[Begin]

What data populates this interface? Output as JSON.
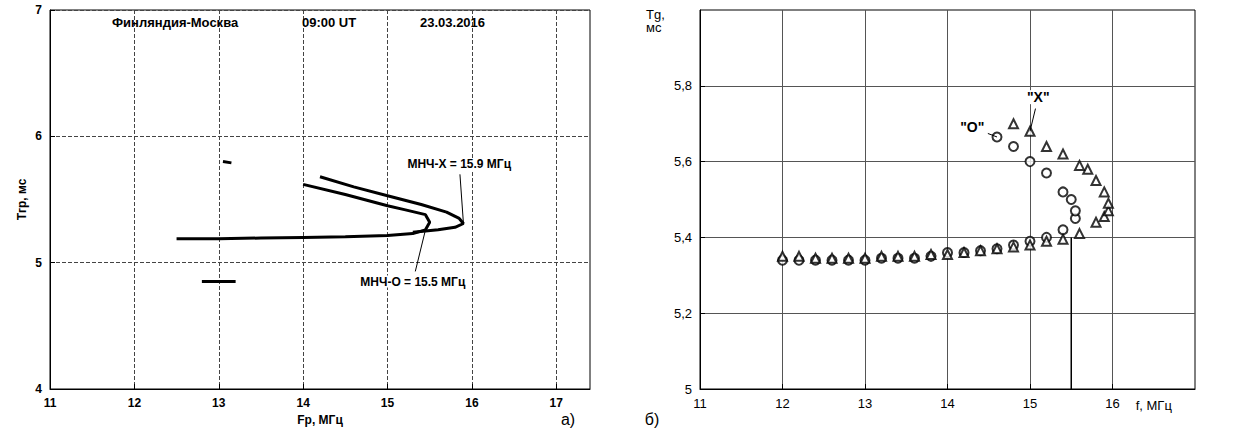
{
  "chart_data": [
    {
      "type": "line",
      "title": "Финляндия-Москва",
      "time": "09:00 UT",
      "date": "23.03.2016",
      "panel_label": "a)",
      "x_label": "Fр, МГц",
      "y_label": "Tгр, мс",
      "xlim": [
        11,
        17.4
      ],
      "xticks": [
        11,
        12,
        13,
        14,
        15,
        16,
        17
      ],
      "ylim": [
        4,
        7
      ],
      "yticks": [
        4,
        5,
        6,
        7
      ],
      "grid": true,
      "series": [
        {
          "color": "#000000",
          "x": [
            12.5,
            13,
            13.5,
            14,
            14.5,
            15,
            15.3,
            15.45,
            15.5,
            15.45,
            15.2,
            15,
            14.5,
            14
          ],
          "values": [
            5.19,
            5.19,
            5.195,
            5.2,
            5.205,
            5.215,
            5.23,
            5.26,
            5.32,
            5.38,
            5.42,
            5.45,
            5.54,
            5.62
          ]
        },
        {
          "color": "#000000",
          "x": [
            15.3,
            15.6,
            15.8,
            15.9,
            15.85,
            15.7,
            15.4,
            15,
            14.6,
            14.2
          ],
          "values": [
            5.24,
            5.26,
            5.28,
            5.31,
            5.35,
            5.4,
            5.46,
            5.53,
            5.6,
            5.68
          ]
        },
        {
          "color": "#000000",
          "x": [
            12.8,
            13.2
          ],
          "values": [
            4.85,
            4.85
          ]
        },
        {
          "color": "#000000",
          "x": [
            13.05,
            13.15
          ],
          "values": [
            5.8,
            5.79
          ]
        }
      ],
      "annotations": [
        {
          "text": "МНЧ-X = 15.9 МГц",
          "x": 15.85,
          "y": 5.78,
          "arrow_to": [
            15.9,
            5.31
          ]
        },
        {
          "text": "МНЧ-O = 15.5 МГц",
          "x": 15.3,
          "y": 4.85,
          "arrow_to": [
            15.45,
            5.26
          ]
        }
      ]
    },
    {
      "type": "scatter",
      "panel_label": "б)",
      "x_label": "f, МГц",
      "y_label": "Tg, мс",
      "xlim": [
        11,
        17
      ],
      "xticks": [
        11,
        12,
        13,
        14,
        15,
        16
      ],
      "ylim": [
        5,
        6
      ],
      "yticks": [
        5,
        {
          "value": 5.2,
          "label": "5,2"
        },
        {
          "value": 5.4,
          "label": "5,4"
        },
        {
          "value": 5.6,
          "label": "5,6"
        },
        {
          "value": 5.8,
          "label": "5,8"
        }
      ],
      "grid": true,
      "series": [
        {
          "marker": "circle",
          "color": "#000000",
          "x": [
            12,
            12.2,
            12.4,
            12.6,
            12.8,
            13,
            13.2,
            13.4,
            13.6,
            13.8,
            14,
            14.2,
            14.4,
            14.6,
            14.8,
            15,
            15.2,
            15.4,
            15.55,
            15.55,
            15.5,
            15.4,
            15.2,
            15,
            14.8,
            14.6
          ],
          "values": [
            5.34,
            5.34,
            5.34,
            5.34,
            5.34,
            5.34,
            5.345,
            5.345,
            5.345,
            5.35,
            5.36,
            5.36,
            5.365,
            5.37,
            5.38,
            5.39,
            5.4,
            5.42,
            5.45,
            5.47,
            5.5,
            5.52,
            5.57,
            5.6,
            5.64,
            5.665
          ]
        },
        {
          "marker": "triangle",
          "color": "#000000",
          "x": [
            12,
            12.2,
            12.4,
            12.6,
            12.8,
            13,
            13.2,
            13.4,
            13.6,
            13.8,
            14,
            14.2,
            14.4,
            14.6,
            14.8,
            15,
            15.2,
            15.4,
            15.6,
            15.8,
            15.9,
            15.95,
            15.95,
            15.9,
            15.8,
            15.7,
            15.6,
            15.4,
            15.2,
            15,
            14.8
          ],
          "values": [
            5.35,
            5.35,
            5.345,
            5.345,
            5.345,
            5.345,
            5.35,
            5.35,
            5.35,
            5.355,
            5.355,
            5.36,
            5.365,
            5.37,
            5.375,
            5.38,
            5.39,
            5.395,
            5.41,
            5.44,
            5.455,
            5.47,
            5.49,
            5.52,
            5.55,
            5.58,
            5.59,
            5.62,
            5.64,
            5.68,
            5.7
          ]
        },
        {
          "type": "line",
          "line_style": "solid",
          "color": "#000000",
          "x": [
            15.5,
            15.5
          ],
          "values": [
            5,
            5.4
          ]
        }
      ],
      "annotations": [
        {
          "text": "\"O\"",
          "x": 14.3,
          "y": 5.69,
          "arrow_to": [
            14.6,
            5.665
          ]
        },
        {
          "text": "\"X\"",
          "x": 15.1,
          "y": 5.77,
          "arrow_to": [
            15.0,
            5.68
          ]
        }
      ]
    }
  ]
}
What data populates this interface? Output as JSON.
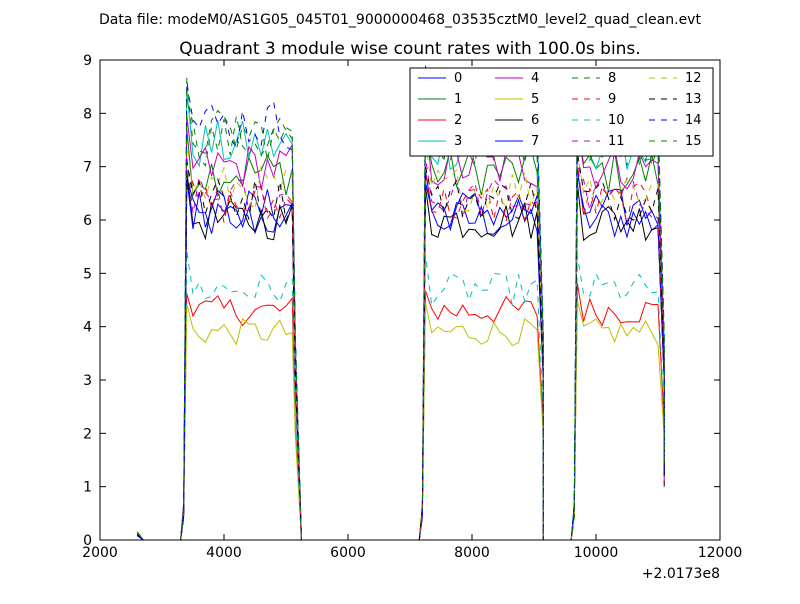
{
  "figure": {
    "suptitle": "Data file: modeM0/AS1G05_045T01_9000000468_03535cztM0_level2_quad_clean.evt"
  },
  "chart_data": {
    "type": "line",
    "title": "Quadrant 3 module wise count rates with 100.0s bins.",
    "xlabel": "",
    "ylabel": "",
    "x_offset_label": "+2.0173e8",
    "xlim": [
      2000,
      12000
    ],
    "ylim": [
      0,
      9
    ],
    "xticks": [
      2000,
      4000,
      6000,
      8000,
      10000,
      12000
    ],
    "xtick_labels": [
      "2000",
      "4000",
      "6000",
      "8000",
      "10000",
      "12000"
    ],
    "yticks": [
      0,
      1,
      2,
      3,
      4,
      5,
      6,
      7,
      8,
      9
    ],
    "ytick_labels": [
      "0",
      "1",
      "2",
      "3",
      "4",
      "5",
      "6",
      "7",
      "8",
      "9"
    ],
    "grid": false,
    "legend_position": "top-right",
    "legend_columns": 4,
    "segments": [
      {
        "start": 3400,
        "end": 5100
      },
      {
        "start": 7250,
        "end": 9100
      },
      {
        "start": 9700,
        "end": 11050
      }
    ],
    "series": [
      {
        "name": "0",
        "color": "#0000ff",
        "dash": "solid",
        "level": 6.0
      },
      {
        "name": "1",
        "color": "#008000",
        "dash": "solid",
        "level": 6.9
      },
      {
        "name": "2",
        "color": "#ff0000",
        "dash": "solid",
        "level": 4.3
      },
      {
        "name": "3",
        "color": "#00bfbf",
        "dash": "solid",
        "level": 7.4
      },
      {
        "name": "4",
        "color": "#bf00bf",
        "dash": "solid",
        "level": 7.0
      },
      {
        "name": "5",
        "color": "#bfbf00",
        "dash": "solid",
        "level": 3.9
      },
      {
        "name": "6",
        "color": "#000000",
        "dash": "solid",
        "level": 6.0
      },
      {
        "name": "7",
        "color": "#0000ff",
        "dash": "solid",
        "level": 6.2
      },
      {
        "name": "8",
        "color": "#008000",
        "dash": "dashed",
        "level": 7.5
      },
      {
        "name": "9",
        "color": "#ff0000",
        "dash": "dashed",
        "level": 6.3
      },
      {
        "name": "10",
        "color": "#00bfbf",
        "dash": "dashed",
        "level": 4.7
      },
      {
        "name": "11",
        "color": "#bf00bf",
        "dash": "dashed",
        "level": 6.4
      },
      {
        "name": "12",
        "color": "#bfbf00",
        "dash": "dashed",
        "level": 6.6
      },
      {
        "name": "13",
        "color": "#000000",
        "dash": "dashed",
        "level": 6.4
      },
      {
        "name": "14",
        "color": "#0000ff",
        "dash": "dashed",
        "level": 7.8
      },
      {
        "name": "15",
        "color": "#008000",
        "dash": "dashed",
        "level": 7.6
      }
    ]
  }
}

[End]

## Problem requirements
Repeat the records above exactly, omitting every picture.

## Answer
What data populates this interface? Output as JSON.
{
  "chart_data": [
    {
      "type": "line",
      "title": "Финляндия-Москва",
      "time": "09:00 UT",
      "date": "23.03.2016",
      "panel_label": "a)",
      "x_label": "Fр, МГц",
      "y_label": "Tгр, мс",
      "xlim": [
        11,
        17.4
      ],
      "xticks": [
        11,
        12,
        13,
        14,
        15,
        16,
        17
      ],
      "ylim": [
        4,
        7
      ],
      "yticks": [
        4,
        5,
        6,
        7
      ],
      "grid": true,
      "series": [
        {
          "color": "#000000",
          "x": [
            12.5,
            13,
            13.5,
            14,
            14.5,
            15,
            15.3,
            15.45,
            15.5,
            15.45,
            15.2,
            15,
            14.5,
            14
          ],
          "values": [
            5.19,
            5.19,
            5.195,
            5.2,
            5.205,
            5.215,
            5.23,
            5.26,
            5.32,
            5.38,
            5.42,
            5.45,
            5.54,
            5.62
          ]
        },
        {
          "color": "#000000",
          "x": [
            15.3,
            15.6,
            15.8,
            15.9,
            15.85,
            15.7,
            15.4,
            15,
            14.6,
            14.2
          ],
          "values": [
            5.24,
            5.26,
            5.28,
            5.31,
            5.35,
            5.4,
            5.46,
            5.53,
            5.6,
            5.68
          ]
        },
        {
          "color": "#000000",
          "x": [
            12.8,
            13.2
          ],
          "values": [
            4.85,
            4.85
          ]
        },
        {
          "color": "#000000",
          "x": [
            13.05,
            13.15
          ],
          "values": [
            5.8,
            5.79
          ]
        }
      ],
      "annotations": [
        {
          "text": "МНЧ-X = 15.9 МГц",
          "x": 15.85,
          "y": 5.78,
          "arrow_to": [
            15.9,
            5.31
          ]
        },
        {
          "text": "МНЧ-O = 15.5 МГц",
          "x": 15.3,
          "y": 4.85,
          "arrow_to": [
            15.45,
            5.26
          ]
        }
      ]
    },
    {
      "type": "scatter",
      "panel_label": "б)",
      "x_label": "f, МГц",
      "y_label": "Tg, мс",
      "xlim": [
        11,
        17
      ],
      "xticks": [
        11,
        12,
        13,
        14,
        15,
        16
      ],
      "ylim": [
        5,
        6
      ],
      "yticks": [
        5,
        {
          "value": 5.2,
          "label": "5,2"
        },
        {
          "value": 5.4,
          "label": "5,4"
        },
        {
          "value": 5.6,
          "label": "5,6"
        },
        {
          "value": 5.8,
          "label": "5,8"
        }
      ],
      "grid": true,
      "series": [
        {
          "marker": "circle",
          "color": "#000000",
          "x": [
            12,
            12.2,
            12.4,
            12.6,
            12.8,
            13,
            13.2,
            13.4,
            13.6,
            13.8,
            14,
            14.2,
            14.4,
            14.6,
            14.8,
            15,
            15.2,
            15.4,
            15.55,
            15.55,
            15.5,
            15.4,
            15.2,
            15,
            14.8,
            14.6
          ],
          "values": [
            5.34,
            5.34,
            5.34,
            5.34,
            5.34,
            5.34,
            5.345,
            5.345,
            5.345,
            5.35,
            5.36,
            5.36,
            5.365,
            5.37,
            5.38,
            5.39,
            5.4,
            5.42,
            5.45,
            5.47,
            5.5,
            5.52,
            5.57,
            5.6,
            5.64,
            5.665
          ]
        },
        {
          "marker": "triangle",
          "color": "#000000",
          "x": [
            12,
            12.2,
            12.4,
            12.6,
            12.8,
            13,
            13.2,
            13.4,
            13.6,
            13.8,
            14,
            14.2,
            14.4,
            14.6,
            14.8,
            15,
            15.2,
            15.4,
            15.6,
            15.8,
            15.9,
            15.95,
            15.95,
            15.9,
            15.8,
            15.7,
            15.6,
            15.4,
            15.2,
            15,
            14.8
          ],
          "values": [
            5.35,
            5.35,
            5.345,
            5.345,
            5.345,
            5.345,
            5.35,
            5.35,
            5.35,
            5.355,
            5.355,
            5.36,
            5.365,
            5.37,
            5.375,
            5.38,
            5.39,
            5.395,
            5.41,
            5.44,
            5.455,
            5.47,
            5.49,
            5.52,
            5.55,
            5.58,
            5.59,
            5.62,
            5.64,
            5.68,
            5.7
          ]
        },
        {
          "type": "line",
          "line_style": "solid",
          "color": "#000000",
          "x": [
            15.5,
            15.5
          ],
          "values": [
            5,
            5.4
          ]
        }
      ],
      "annotations": [
        {
          "text": "\"O\"",
          "x": 14.3,
          "y": 5.69,
          "arrow_to": [
            14.6,
            5.665
          ]
        },
        {
          "text": "\"X\"",
          "x": 15.1,
          "y": 5.77,
          "arrow_to": [
            15.0,
            5.68
          ]
        }
      ]
    }
  ]
}
What data populates this interface? Output as JSON.
{
  "figure": {
    "suptitle": "Data file: modeM0/AS1G05_045T01_9000000468_03535cztM0_level2_quad_clean.evt"
  },
  "chart_data": {
    "type": "line",
    "title": "Quadrant 3 module wise count rates with 100.0s bins.",
    "xlabel": "",
    "ylabel": "",
    "x_offset_label": "+2.0173e8",
    "xlim": [
      2000,
      12000
    ],
    "ylim": [
      0,
      9
    ],
    "xticks": [
      2000,
      4000,
      6000,
      8000,
      10000,
      12000
    ],
    "xtick_labels": [
      "2000",
      "4000",
      "6000",
      "8000",
      "10000",
      "12000"
    ],
    "yticks": [
      0,
      1,
      2,
      3,
      4,
      5,
      6,
      7,
      8,
      9
    ],
    "ytick_labels": [
      "0",
      "1",
      "2",
      "3",
      "4",
      "5",
      "6",
      "7",
      "8",
      "9"
    ],
    "grid": false,
    "legend_position": "top-right",
    "legend_columns": 4,
    "segments": [
      {
        "start": 3400,
        "end": 5100
      },
      {
        "start": 7250,
        "end": 9100
      },
      {
        "start": 9700,
        "end": 11050
      }
    ],
    "series": [
      {
        "name": "0",
        "color": "#0000ff",
        "dash": "solid",
        "level": 6.0
      },
      {
        "name": "1",
        "color": "#008000",
        "dash": "solid",
        "level": 6.9
      },
      {
        "name": "2",
        "color": "#ff0000",
        "dash": "solid",
        "level": 4.3
      },
      {
        "name": "3",
        "color": "#00bfbf",
        "dash": "solid",
        "level": 7.4
      },
      {
        "name": "4",
        "color": "#bf00bf",
        "dash": "solid",
        "level": 7.0
      },
      {
        "name": "5",
        "color": "#bfbf00",
        "dash": "solid",
        "level": 3.9
      },
      {
        "name": "6",
        "color": "#000000",
        "dash": "solid",
        "level": 6.0
      },
      {
        "name": "7",
        "color": "#0000ff",
        "dash": "solid",
        "level": 6.2
      },
      {
        "name": "8",
        "color": "#008000",
        "dash": "dashed",
        "level": 7.5
      },
      {
        "name": "9",
        "color": "#ff0000",
        "dash": "dashed",
        "level": 6.3
      },
      {
        "name": "10",
        "color": "#00bfbf",
        "dash": "dashed",
        "level": 4.7
      },
      {
        "name": "11",
        "color": "#bf00bf",
        "dash": "dashed",
        "level": 6.4
      },
      {
        "name": "12",
        "color": "#bfbf00",
        "dash": "dashed",
        "level": 6.6
      },
      {
        "name": "13",
        "color": "#000000",
        "dash": "dashed",
        "level": 6.4
      },
      {
        "name": "14",
        "color": "#0000ff",
        "dash": "dashed",
        "level": 7.8
      },
      {
        "name": "15",
        "color": "#008000",
        "dash": "dashed",
        "level": 7.6
      }
    ]
  }
}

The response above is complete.